What to produce: Copy all of the material word for word, except for the pictures.

Given records:
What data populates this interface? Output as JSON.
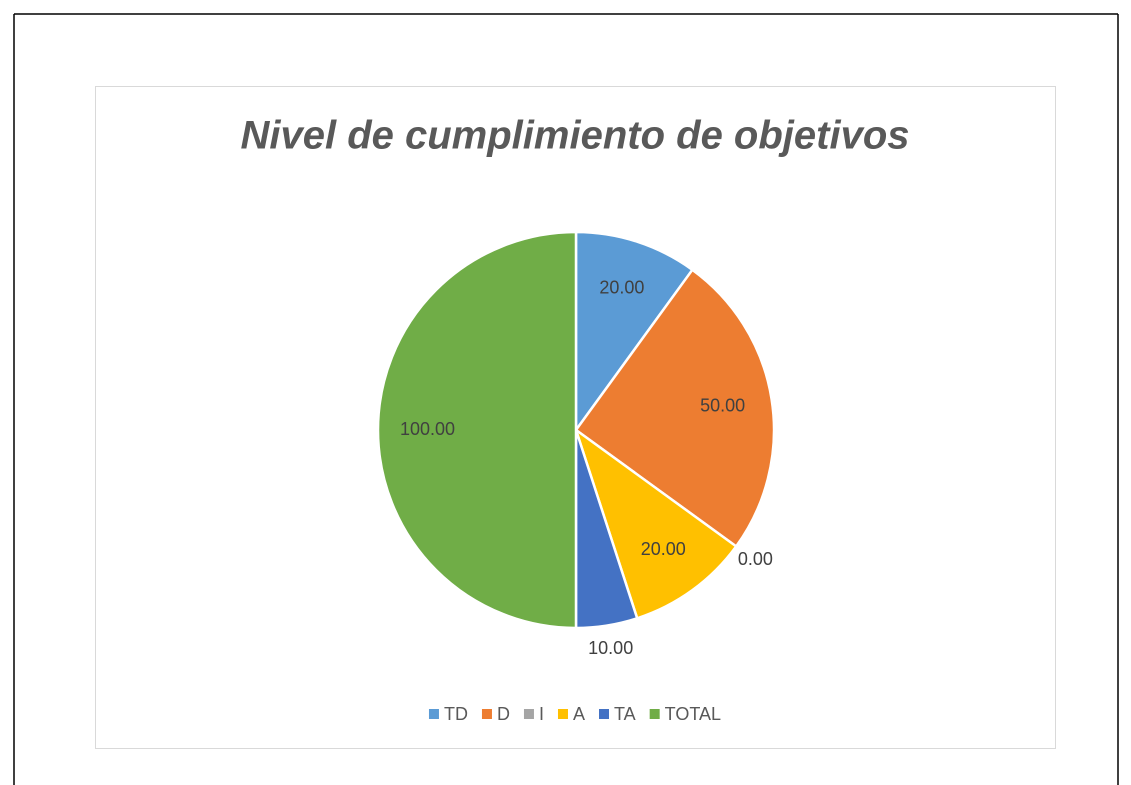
{
  "chart_data": {
    "type": "pie",
    "title": "Nivel de cumplimiento de objetivos",
    "categories": [
      "TD",
      "D",
      "I",
      "A",
      "TA",
      "TOTAL"
    ],
    "values": [
      20,
      50,
      0,
      20,
      10,
      100
    ],
    "value_labels": [
      "20.00",
      "50.00",
      "0.00",
      "20.00",
      "10.00",
      "100.00"
    ],
    "colors": [
      "#5b9bd5",
      "#ed7d31",
      "#a5a5a5",
      "#ffc000",
      "#4472c4",
      "#70ad47"
    ],
    "legend": "bottom"
  }
}
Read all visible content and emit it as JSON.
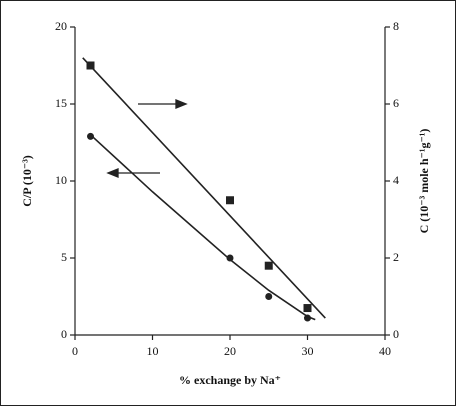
{
  "chart_data": {
    "type": "scatter",
    "xlabel": "% exchange by Na⁺",
    "ylabel": "C/P (10⁻³)",
    "y2label": "C (10⁻³ mole h⁻¹g⁻¹)",
    "xlim": [
      0,
      40
    ],
    "xticks": [
      0,
      10,
      20,
      30,
      40
    ],
    "ylim": [
      0,
      20
    ],
    "yticks": [
      0,
      5,
      10,
      15,
      20
    ],
    "y2lim": [
      0,
      8
    ],
    "y2ticks": [
      0,
      2,
      4,
      6,
      8
    ],
    "series": [
      {
        "mode": "markers",
        "marker": "circle",
        "color": "#222",
        "axis": "y",
        "x": [
          2,
          20,
          25,
          30
        ],
        "values": [
          12.9,
          5.0,
          2.5,
          1.1
        ]
      },
      {
        "mode": "markers",
        "marker": "square",
        "color": "#222",
        "axis": "y2",
        "x": [
          2,
          20,
          25,
          30
        ],
        "values": [
          7.0,
          3.5,
          1.8,
          0.7
        ]
      },
      {
        "mode": "line",
        "color": "#222",
        "axis": "y",
        "x": [
          2,
          10,
          20,
          25,
          30,
          31
        ],
        "values": [
          13.0,
          9.3,
          4.9,
          2.9,
          1.2,
          1.0
        ]
      },
      {
        "mode": "line",
        "color": "#222",
        "axis": "y2",
        "x": [
          1,
          32.3
        ],
        "values": [
          7.2,
          0.44
        ]
      }
    ]
  }
}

Completed exercise:
What data populates this interface? Output as JSON.
{
  "chart_data": {
    "type": "pie",
    "title": "Nivel de cumplimiento de objetivos",
    "categories": [
      "TD",
      "D",
      "I",
      "A",
      "TA",
      "TOTAL"
    ],
    "values": [
      20,
      50,
      0,
      20,
      10,
      100
    ],
    "value_labels": [
      "20.00",
      "50.00",
      "0.00",
      "20.00",
      "10.00",
      "100.00"
    ],
    "colors": [
      "#5b9bd5",
      "#ed7d31",
      "#a5a5a5",
      "#ffc000",
      "#4472c4",
      "#70ad47"
    ],
    "legend": "bottom"
  }
}
Read all visible content and emit it as JSON.
{
  "chart_data": {
    "type": "scatter",
    "xlabel": "% exchange by Na⁺",
    "ylabel": "C/P (10⁻³)",
    "y2label": "C (10⁻³ mole h⁻¹g⁻¹)",
    "xlim": [
      0,
      40
    ],
    "xticks": [
      0,
      10,
      20,
      30,
      40
    ],
    "ylim": [
      0,
      20
    ],
    "yticks": [
      0,
      5,
      10,
      15,
      20
    ],
    "y2lim": [
      0,
      8
    ],
    "y2ticks": [
      0,
      2,
      4,
      6,
      8
    ],
    "series": [
      {
        "mode": "markers",
        "marker": "circle",
        "color": "#222",
        "axis": "y",
        "x": [
          2,
          20,
          25,
          30
        ],
        "values": [
          12.9,
          5.0,
          2.5,
          1.1
        ]
      },
      {
        "mode": "markers",
        "marker": "square",
        "color": "#222",
        "axis": "y2",
        "x": [
          2,
          20,
          25,
          30
        ],
        "values": [
          7.0,
          3.5,
          1.8,
          0.7
        ]
      },
      {
        "mode": "line",
        "color": "#222",
        "axis": "y",
        "x": [
          2,
          10,
          20,
          25,
          30,
          31
        ],
        "values": [
          13.0,
          9.3,
          4.9,
          2.9,
          1.2,
          1.0
        ]
      },
      {
        "mode": "line",
        "color": "#222",
        "axis": "y2",
        "x": [
          1,
          32.3
        ],
        "values": [
          7.2,
          0.44
        ]
      }
    ]
  }
}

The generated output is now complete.